Task brief: Transcribe every line exactly and omit anything that is a picture.
*** Material shown ***
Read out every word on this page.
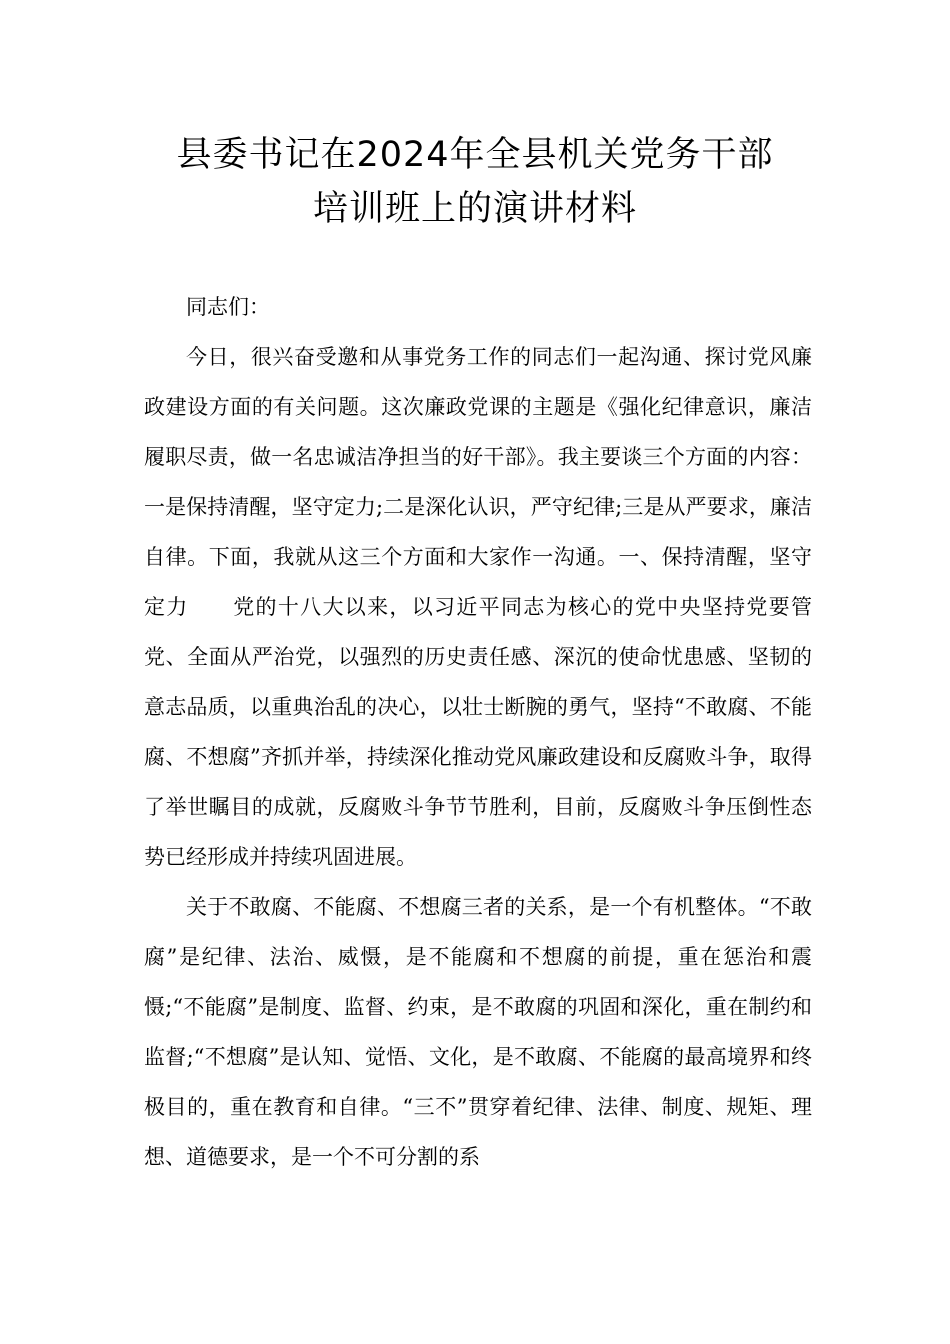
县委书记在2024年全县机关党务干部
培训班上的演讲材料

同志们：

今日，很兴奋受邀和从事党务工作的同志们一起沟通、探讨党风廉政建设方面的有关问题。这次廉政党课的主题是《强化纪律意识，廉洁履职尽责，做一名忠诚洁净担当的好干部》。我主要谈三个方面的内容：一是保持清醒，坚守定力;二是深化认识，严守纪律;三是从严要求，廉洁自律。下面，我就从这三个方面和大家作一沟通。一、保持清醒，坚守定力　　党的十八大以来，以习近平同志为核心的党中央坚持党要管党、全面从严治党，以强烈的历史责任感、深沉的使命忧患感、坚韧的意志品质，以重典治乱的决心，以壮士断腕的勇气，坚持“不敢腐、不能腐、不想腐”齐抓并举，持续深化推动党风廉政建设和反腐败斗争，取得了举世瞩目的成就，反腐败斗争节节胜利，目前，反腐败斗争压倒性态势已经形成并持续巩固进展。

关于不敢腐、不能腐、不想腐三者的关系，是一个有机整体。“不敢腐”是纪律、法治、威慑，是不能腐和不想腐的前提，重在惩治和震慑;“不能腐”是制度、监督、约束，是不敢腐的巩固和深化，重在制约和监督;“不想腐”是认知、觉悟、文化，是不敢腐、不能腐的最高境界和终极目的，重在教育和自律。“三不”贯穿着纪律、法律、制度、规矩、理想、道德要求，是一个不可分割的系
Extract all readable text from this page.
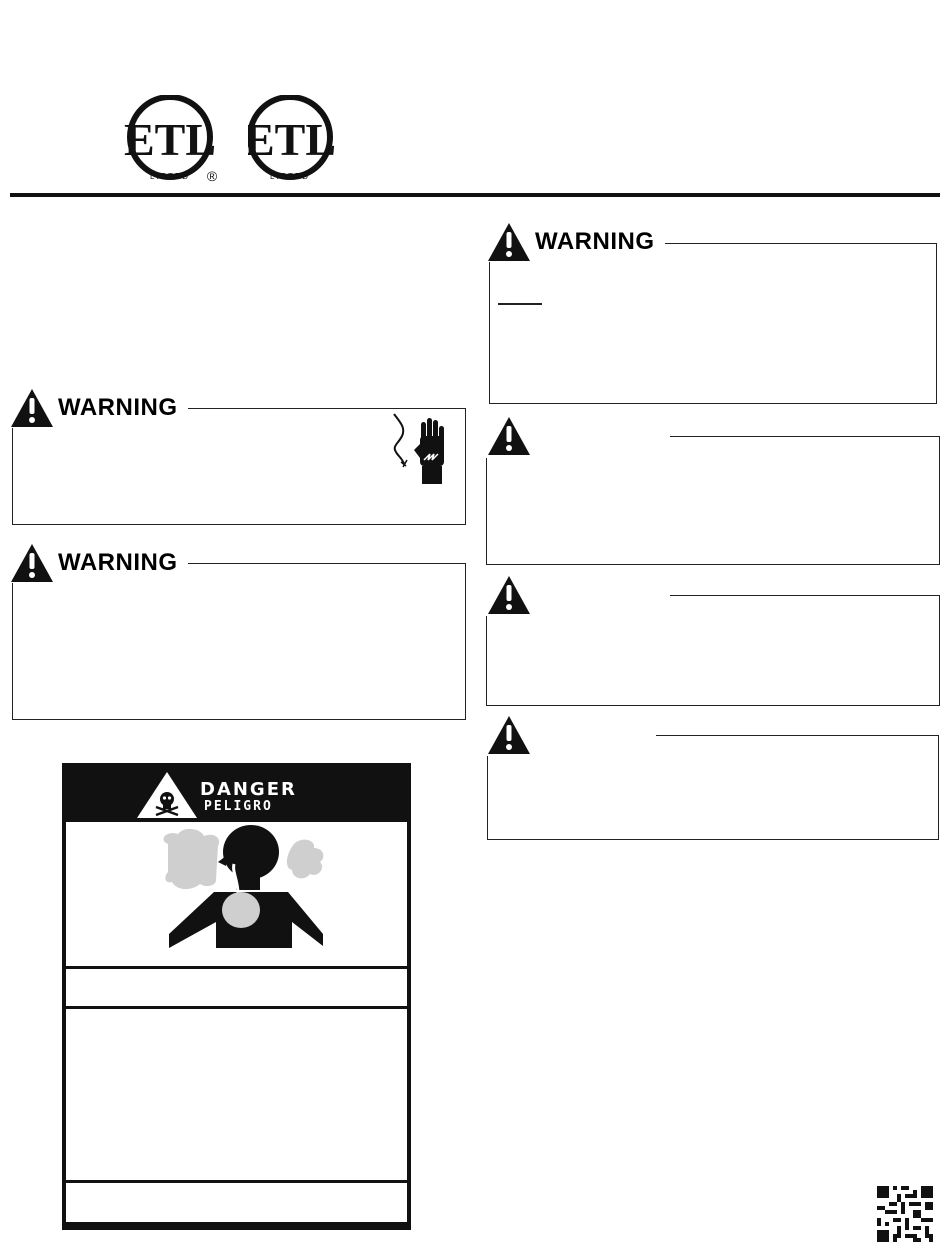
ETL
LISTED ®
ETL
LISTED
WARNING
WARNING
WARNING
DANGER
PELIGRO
***
Written solution:
Read out every word on this page.
县委书记在2024年全县机关党务干部
培训班上的演讲材料

同志们：

今日，很兴奋受邀和从事党务工作的同志们一起沟通、探讨党风廉政建设方面的有关问题。这次廉政党课的主题是《强化纪律意识，廉洁履职尽责，做一名忠诚洁净担当的好干部》。我主要谈三个方面的内容：一是保持清醒，坚守定力;二是深化认识，严守纪律;三是从严要求，廉洁自律。下面，我就从这三个方面和大家作一沟通。一、保持清醒，坚守定力　　党的十八大以来，以习近平同志为核心的党中央坚持党要管党、全面从严治党，以强烈的历史责任感、深沉的使命忧患感、坚韧的意志品质，以重典治乱的决心，以壮士断腕的勇气，坚持“不敢腐、不能腐、不想腐”齐抓并举，持续深化推动党风廉政建设和反腐败斗争，取得了举世瞩目的成就，反腐败斗争节节胜利，目前，反腐败斗争压倒性态势已经形成并持续巩固进展。

关于不敢腐、不能腐、不想腐三者的关系，是一个有机整体。“不敢腐”是纪律、法治、威慑，是不能腐和不想腐的前提，重在惩治和震慑;“不能腐”是制度、监督、约束，是不敢腐的巩固和深化，重在制约和监督;“不想腐”是认知、觉悟、文化，是不敢腐、不能腐的最高境界和终极目的，重在教育和自律。“三不”贯穿着纪律、法律、制度、规矩、理想、道德要求，是一个不可分割的系
Extract all readable text from this page.
ETL
LISTED ®
ETL
LISTED
WARNING
WARNING
WARNING
DANGER
PELIGRO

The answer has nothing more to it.